[DIRECTIONS]:
Identify the lines containing the word "pLinkTable". Copy each one.

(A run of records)
++++++

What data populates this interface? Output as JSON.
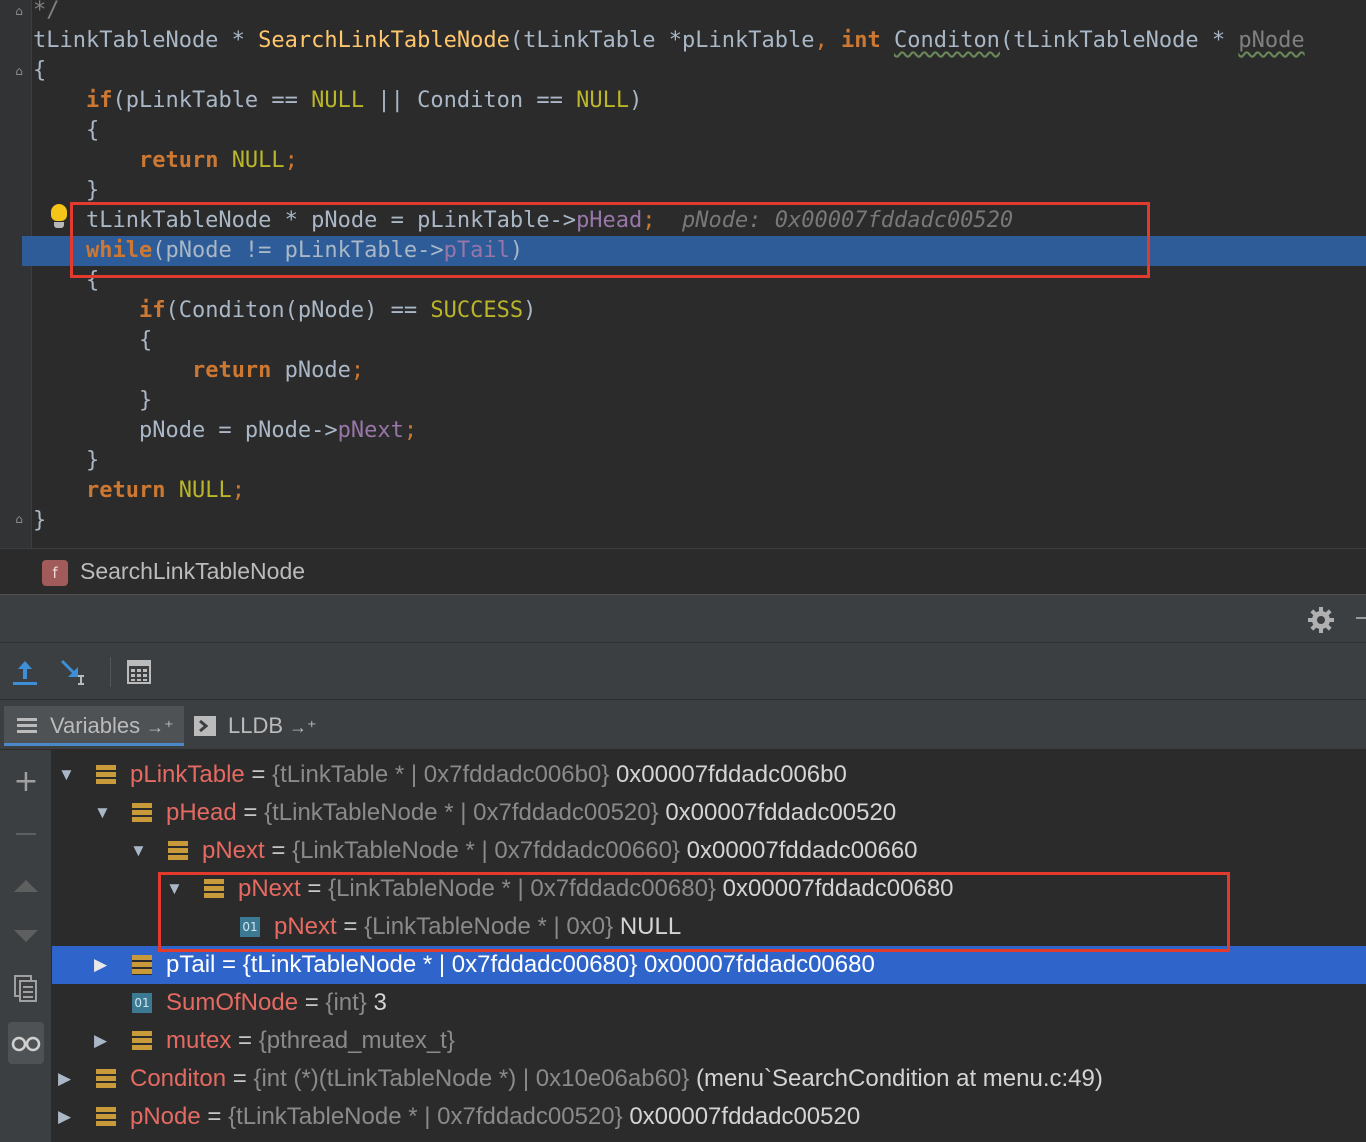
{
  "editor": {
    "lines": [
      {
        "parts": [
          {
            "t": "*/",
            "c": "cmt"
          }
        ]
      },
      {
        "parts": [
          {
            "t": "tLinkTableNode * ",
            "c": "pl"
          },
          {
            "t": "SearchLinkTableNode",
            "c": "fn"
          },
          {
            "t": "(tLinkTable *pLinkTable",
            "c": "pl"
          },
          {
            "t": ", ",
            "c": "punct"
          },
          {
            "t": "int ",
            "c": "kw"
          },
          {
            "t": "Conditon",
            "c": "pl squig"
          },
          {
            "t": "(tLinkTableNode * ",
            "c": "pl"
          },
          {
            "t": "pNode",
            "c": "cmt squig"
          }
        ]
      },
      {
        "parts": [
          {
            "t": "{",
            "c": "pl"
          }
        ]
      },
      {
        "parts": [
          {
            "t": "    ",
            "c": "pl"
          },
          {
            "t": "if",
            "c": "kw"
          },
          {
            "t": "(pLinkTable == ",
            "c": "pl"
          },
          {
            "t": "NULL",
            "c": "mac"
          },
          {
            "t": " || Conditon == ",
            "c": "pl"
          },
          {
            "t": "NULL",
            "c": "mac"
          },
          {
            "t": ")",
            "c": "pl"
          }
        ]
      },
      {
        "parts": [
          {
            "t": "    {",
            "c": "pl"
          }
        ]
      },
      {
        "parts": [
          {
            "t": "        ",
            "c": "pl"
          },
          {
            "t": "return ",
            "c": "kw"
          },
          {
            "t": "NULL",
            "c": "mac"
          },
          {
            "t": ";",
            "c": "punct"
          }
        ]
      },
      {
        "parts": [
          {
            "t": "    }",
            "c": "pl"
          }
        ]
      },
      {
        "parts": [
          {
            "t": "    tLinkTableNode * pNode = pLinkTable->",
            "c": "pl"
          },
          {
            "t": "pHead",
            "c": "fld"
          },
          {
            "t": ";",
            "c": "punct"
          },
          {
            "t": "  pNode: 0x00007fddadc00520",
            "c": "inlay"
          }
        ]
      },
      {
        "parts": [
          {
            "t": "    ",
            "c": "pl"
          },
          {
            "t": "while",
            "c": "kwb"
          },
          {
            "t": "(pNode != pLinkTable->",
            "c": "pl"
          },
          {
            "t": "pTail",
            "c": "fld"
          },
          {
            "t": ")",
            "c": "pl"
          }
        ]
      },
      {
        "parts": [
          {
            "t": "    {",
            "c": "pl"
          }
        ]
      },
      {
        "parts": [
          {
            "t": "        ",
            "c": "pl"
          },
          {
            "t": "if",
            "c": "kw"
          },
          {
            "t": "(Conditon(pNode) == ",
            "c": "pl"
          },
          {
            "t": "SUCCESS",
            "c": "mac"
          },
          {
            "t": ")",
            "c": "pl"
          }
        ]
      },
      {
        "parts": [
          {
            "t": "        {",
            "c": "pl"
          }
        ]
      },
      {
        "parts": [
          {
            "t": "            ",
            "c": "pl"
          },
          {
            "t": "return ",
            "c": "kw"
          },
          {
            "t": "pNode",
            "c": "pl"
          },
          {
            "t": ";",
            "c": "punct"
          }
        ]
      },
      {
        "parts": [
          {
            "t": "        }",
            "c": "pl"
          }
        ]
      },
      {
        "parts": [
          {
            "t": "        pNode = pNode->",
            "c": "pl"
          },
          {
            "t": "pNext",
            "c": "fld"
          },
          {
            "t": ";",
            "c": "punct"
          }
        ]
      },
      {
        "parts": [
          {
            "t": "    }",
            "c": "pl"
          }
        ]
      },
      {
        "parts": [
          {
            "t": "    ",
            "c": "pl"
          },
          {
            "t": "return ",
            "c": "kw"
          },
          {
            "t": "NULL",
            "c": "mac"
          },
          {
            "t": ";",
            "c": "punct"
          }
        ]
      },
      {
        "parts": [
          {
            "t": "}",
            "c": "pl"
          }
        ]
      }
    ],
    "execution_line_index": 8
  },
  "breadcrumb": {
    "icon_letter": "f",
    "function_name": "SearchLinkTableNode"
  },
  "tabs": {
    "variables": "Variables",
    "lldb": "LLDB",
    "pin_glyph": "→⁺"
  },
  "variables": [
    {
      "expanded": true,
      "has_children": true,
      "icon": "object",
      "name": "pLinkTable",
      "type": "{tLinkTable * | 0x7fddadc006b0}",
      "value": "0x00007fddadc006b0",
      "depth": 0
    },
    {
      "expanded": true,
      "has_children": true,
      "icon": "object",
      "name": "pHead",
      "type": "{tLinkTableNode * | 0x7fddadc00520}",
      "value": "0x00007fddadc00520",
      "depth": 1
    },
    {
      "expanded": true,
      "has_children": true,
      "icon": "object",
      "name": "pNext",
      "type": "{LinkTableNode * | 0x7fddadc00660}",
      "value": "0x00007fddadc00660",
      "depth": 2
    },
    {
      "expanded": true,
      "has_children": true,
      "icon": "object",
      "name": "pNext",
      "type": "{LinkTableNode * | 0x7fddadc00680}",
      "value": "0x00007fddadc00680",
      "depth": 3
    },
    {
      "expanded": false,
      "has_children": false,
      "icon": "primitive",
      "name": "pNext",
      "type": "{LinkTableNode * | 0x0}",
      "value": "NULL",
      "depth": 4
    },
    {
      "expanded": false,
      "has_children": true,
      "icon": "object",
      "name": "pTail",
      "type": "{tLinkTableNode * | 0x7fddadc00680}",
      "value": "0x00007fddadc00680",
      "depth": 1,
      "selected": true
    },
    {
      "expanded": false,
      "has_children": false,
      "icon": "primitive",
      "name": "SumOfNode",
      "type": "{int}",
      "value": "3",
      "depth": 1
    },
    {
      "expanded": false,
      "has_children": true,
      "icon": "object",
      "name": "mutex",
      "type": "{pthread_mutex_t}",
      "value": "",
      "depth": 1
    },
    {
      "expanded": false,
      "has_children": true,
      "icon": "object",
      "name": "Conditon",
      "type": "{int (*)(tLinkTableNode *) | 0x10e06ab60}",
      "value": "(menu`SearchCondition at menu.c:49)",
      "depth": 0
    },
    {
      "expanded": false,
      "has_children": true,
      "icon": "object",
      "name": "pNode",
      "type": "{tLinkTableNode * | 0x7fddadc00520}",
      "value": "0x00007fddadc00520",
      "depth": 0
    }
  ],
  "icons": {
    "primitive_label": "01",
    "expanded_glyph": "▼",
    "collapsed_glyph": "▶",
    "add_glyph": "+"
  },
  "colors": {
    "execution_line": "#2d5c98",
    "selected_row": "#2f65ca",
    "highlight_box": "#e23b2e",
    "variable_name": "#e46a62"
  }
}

++++++

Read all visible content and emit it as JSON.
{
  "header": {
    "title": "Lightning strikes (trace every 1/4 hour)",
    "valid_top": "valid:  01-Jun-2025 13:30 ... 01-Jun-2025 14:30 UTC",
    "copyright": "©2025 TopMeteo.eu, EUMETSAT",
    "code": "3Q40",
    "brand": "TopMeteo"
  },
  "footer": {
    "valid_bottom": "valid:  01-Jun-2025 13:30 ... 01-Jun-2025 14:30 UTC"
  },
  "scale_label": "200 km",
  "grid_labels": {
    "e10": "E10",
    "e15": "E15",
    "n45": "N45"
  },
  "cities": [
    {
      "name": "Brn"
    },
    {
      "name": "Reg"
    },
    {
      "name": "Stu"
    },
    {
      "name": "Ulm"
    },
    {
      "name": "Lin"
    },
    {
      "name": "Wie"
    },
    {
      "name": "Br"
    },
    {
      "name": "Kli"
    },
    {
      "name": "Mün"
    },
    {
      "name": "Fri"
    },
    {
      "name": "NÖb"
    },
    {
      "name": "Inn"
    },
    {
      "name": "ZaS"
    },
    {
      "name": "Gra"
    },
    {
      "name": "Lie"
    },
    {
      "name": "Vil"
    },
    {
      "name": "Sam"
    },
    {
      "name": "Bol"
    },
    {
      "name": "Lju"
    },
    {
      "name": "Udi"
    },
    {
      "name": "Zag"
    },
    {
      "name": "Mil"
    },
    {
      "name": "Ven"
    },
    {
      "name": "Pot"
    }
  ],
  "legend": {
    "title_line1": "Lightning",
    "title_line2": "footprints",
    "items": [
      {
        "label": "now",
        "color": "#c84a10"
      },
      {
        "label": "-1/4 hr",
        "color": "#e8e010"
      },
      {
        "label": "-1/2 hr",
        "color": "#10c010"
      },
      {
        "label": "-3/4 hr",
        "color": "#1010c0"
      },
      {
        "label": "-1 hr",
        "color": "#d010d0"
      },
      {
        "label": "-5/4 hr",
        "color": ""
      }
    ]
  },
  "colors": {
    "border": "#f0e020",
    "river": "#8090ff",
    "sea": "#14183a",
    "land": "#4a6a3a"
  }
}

++++++

[PROBLEM SOLUTION]:
            "t": "(tLinkTable *pLinkTable",
            "t": "(pLinkTable == ",
            "t": "    tLinkTableNode * pNode = pLinkTable->",
            "t": "(pNode != pLinkTable->",
      "name": "pLinkTable",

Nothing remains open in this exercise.